[START OF DATA TO USE]
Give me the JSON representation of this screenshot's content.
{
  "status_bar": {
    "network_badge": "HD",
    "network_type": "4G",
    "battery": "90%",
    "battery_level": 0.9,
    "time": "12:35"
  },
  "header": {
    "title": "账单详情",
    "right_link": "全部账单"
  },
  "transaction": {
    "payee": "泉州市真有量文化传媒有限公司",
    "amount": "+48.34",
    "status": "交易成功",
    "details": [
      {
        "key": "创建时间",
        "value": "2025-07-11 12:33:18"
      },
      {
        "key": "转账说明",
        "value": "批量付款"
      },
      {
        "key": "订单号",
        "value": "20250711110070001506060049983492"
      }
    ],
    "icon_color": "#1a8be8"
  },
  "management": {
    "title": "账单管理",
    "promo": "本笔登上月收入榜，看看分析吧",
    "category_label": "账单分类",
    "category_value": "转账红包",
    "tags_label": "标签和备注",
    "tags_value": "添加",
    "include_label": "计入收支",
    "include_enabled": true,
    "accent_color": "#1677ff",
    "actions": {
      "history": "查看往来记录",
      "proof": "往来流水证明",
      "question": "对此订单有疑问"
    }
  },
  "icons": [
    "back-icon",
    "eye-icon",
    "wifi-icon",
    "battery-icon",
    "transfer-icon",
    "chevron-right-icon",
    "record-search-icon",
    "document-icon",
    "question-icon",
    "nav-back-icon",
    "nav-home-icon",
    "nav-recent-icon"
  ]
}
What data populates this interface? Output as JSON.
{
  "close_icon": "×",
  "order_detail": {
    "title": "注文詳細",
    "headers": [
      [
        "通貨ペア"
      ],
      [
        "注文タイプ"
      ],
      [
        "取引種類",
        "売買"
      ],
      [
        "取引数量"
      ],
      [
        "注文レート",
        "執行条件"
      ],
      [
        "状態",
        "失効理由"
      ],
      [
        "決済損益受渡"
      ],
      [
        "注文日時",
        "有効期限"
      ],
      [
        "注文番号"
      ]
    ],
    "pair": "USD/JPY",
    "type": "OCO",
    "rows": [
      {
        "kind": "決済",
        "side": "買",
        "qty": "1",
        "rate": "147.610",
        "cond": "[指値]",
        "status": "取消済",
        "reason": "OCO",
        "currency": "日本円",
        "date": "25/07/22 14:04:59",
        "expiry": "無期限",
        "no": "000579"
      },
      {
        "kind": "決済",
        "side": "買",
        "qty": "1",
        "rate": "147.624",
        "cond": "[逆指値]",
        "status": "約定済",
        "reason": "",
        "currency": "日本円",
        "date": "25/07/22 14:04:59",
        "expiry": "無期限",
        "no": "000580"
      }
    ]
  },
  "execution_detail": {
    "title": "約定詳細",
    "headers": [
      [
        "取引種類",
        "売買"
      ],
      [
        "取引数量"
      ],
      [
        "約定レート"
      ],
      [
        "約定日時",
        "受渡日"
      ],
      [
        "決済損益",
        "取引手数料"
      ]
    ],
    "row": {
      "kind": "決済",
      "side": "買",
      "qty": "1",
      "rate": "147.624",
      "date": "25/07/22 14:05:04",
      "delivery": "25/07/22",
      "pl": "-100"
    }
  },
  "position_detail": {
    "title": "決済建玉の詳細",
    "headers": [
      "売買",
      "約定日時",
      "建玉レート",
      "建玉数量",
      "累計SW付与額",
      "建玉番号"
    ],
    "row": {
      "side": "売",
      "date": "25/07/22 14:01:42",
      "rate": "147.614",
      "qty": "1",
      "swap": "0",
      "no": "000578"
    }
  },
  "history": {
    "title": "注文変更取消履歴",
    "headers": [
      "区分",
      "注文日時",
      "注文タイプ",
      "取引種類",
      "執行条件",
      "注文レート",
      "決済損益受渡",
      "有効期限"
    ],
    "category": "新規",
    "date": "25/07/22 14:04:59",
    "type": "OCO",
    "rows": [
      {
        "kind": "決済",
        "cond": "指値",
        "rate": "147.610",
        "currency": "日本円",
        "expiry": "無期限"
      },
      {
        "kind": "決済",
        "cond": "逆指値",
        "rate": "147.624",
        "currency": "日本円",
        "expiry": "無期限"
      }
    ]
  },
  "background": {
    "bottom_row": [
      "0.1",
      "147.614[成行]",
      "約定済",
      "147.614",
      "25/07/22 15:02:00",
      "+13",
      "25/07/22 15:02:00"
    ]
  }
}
[END OF DATA TO USE]
THE PROBLEM - From the data above, extract every line in its exact form.

RESULT FOR THIS EXERCISE -
Give me the JSON representation of this screenshot's content.
{
  "status_bar": {
    "network_badge": "HD",
    "network_type": "4G",
    "battery": "90%",
    "battery_level": 0.9,
    "time": "12:35"
  },
  "header": {
    "title": "账单详情",
    "right_link": "全部账单"
  },
  "transaction": {
    "payee": "泉州市真有量文化传媒有限公司",
    "amount": "+48.34",
    "status": "交易成功",
    "details": [
      {
        "key": "创建时间",
        "value": "2025-07-11 12:33:18"
      },
      {
        "key": "转账说明",
        "value": "批量付款"
      },
      {
        "key": "订单号",
        "value": "20250711110070001506060049983492"
      }
    ],
    "icon_color": "#1a8be8"
  },
  "management": {
    "title": "账单管理",
    "promo": "本笔登上月收入榜，看看分析吧",
    "category_label": "账单分类",
    "category_value": "转账红包",
    "tags_label": "标签和备注",
    "tags_value": "添加",
    "include_label": "计入收支",
    "include_enabled": true,
    "accent_color": "#1677ff",
    "actions": {
      "history": "查看往来记录",
      "proof": "往来流水证明",
      "question": "对此订单有疑问"
    }
  },
  "icons": [
    "back-icon",
    "eye-icon",
    "wifi-icon",
    "battery-icon",
    "transfer-icon",
    "chevron-right-icon",
    "record-search-icon",
    "document-icon",
    "question-icon",
    "nav-back-icon",
    "nav-home-icon",
    "nav-recent-icon"
  ]
}
What data populates this interface? Output as JSON.
{
  "close_icon": "×",
  "order_detail": {
    "title": "注文詳細",
    "headers": [
      [
        "通貨ペア"
      ],
      [
        "注文タイプ"
      ],
      [
        "取引種類",
        "売買"
      ],
      [
        "取引数量"
      ],
      [
        "注文レート",
        "執行条件"
      ],
      [
        "状態",
        "失効理由"
      ],
      [
        "決済損益受渡"
      ],
      [
        "注文日時",
        "有効期限"
      ],
      [
        "注文番号"
      ]
    ],
    "pair": "USD/JPY",
    "type": "OCO",
    "rows": [
      {
        "kind": "決済",
        "side": "買",
        "qty": "1",
        "rate": "147.610",
        "cond": "[指値]",
        "status": "取消済",
        "reason": "OCO",
        "currency": "日本円",
        "date": "25/07/22 14:04:59",
        "expiry": "無期限",
        "no": "000579"
      },
      {
        "kind": "決済",
        "side": "買",
        "qty": "1",
        "rate": "147.624",
        "cond": "[逆指値]",
        "status": "約定済",
        "reason": "",
        "currency": "日本円",
        "date": "25/07/22 14:04:59",
        "expiry": "無期限",
        "no": "000580"
      }
    ]
  },
  "execution_detail": {
    "title": "約定詳細",
    "headers": [
      [
        "取引種類",
        "売買"
      ],
      [
        "取引数量"
      ],
      [
        "約定レート"
      ],
      [
        "約定日時",
        "受渡日"
      ],
      [
        "決済損益",
        "取引手数料"
      ]
    ],
    "row": {
      "kind": "決済",
      "side": "買",
      "qty": "1",
      "rate": "147.624",
      "date": "25/07/22 14:05:04",
      "delivery": "25/07/22",
      "pl": "-100"
    }
  },
  "position_detail": {
    "title": "決済建玉の詳細",
    "headers": [
      "売買",
      "約定日時",
      "建玉レート",
      "建玉数量",
      "累計SW付与額",
      "建玉番号"
    ],
    "row": {
      "side": "売",
      "date": "25/07/22 14:01:42",
      "rate": "147.614",
      "qty": "1",
      "swap": "0",
      "no": "000578"
    }
  },
  "history": {
    "title": "注文変更取消履歴",
    "headers": [
      "区分",
      "注文日時",
      "注文タイプ",
      "取引種類",
      "執行条件",
      "注文レート",
      "決済損益受渡",
      "有効期限"
    ],
    "category": "新規",
    "date": "25/07/22 14:04:59",
    "type": "OCO",
    "rows": [
      {
        "kind": "決済",
        "cond": "指値",
        "rate": "147.610",
        "currency": "日本円",
        "expiry": "無期限"
      },
      {
        "kind": "決済",
        "cond": "逆指値",
        "rate": "147.624",
        "currency": "日本円",
        "expiry": "無期限"
      }
    ]
  },
  "background": {
    "bottom_row": [
      "0.1",
      "147.614[成行]",
      "約定済",
      "147.614",
      "25/07/22 15:02:00",
      "+13",
      "25/07/22 15:02:00"
    ]
  }
}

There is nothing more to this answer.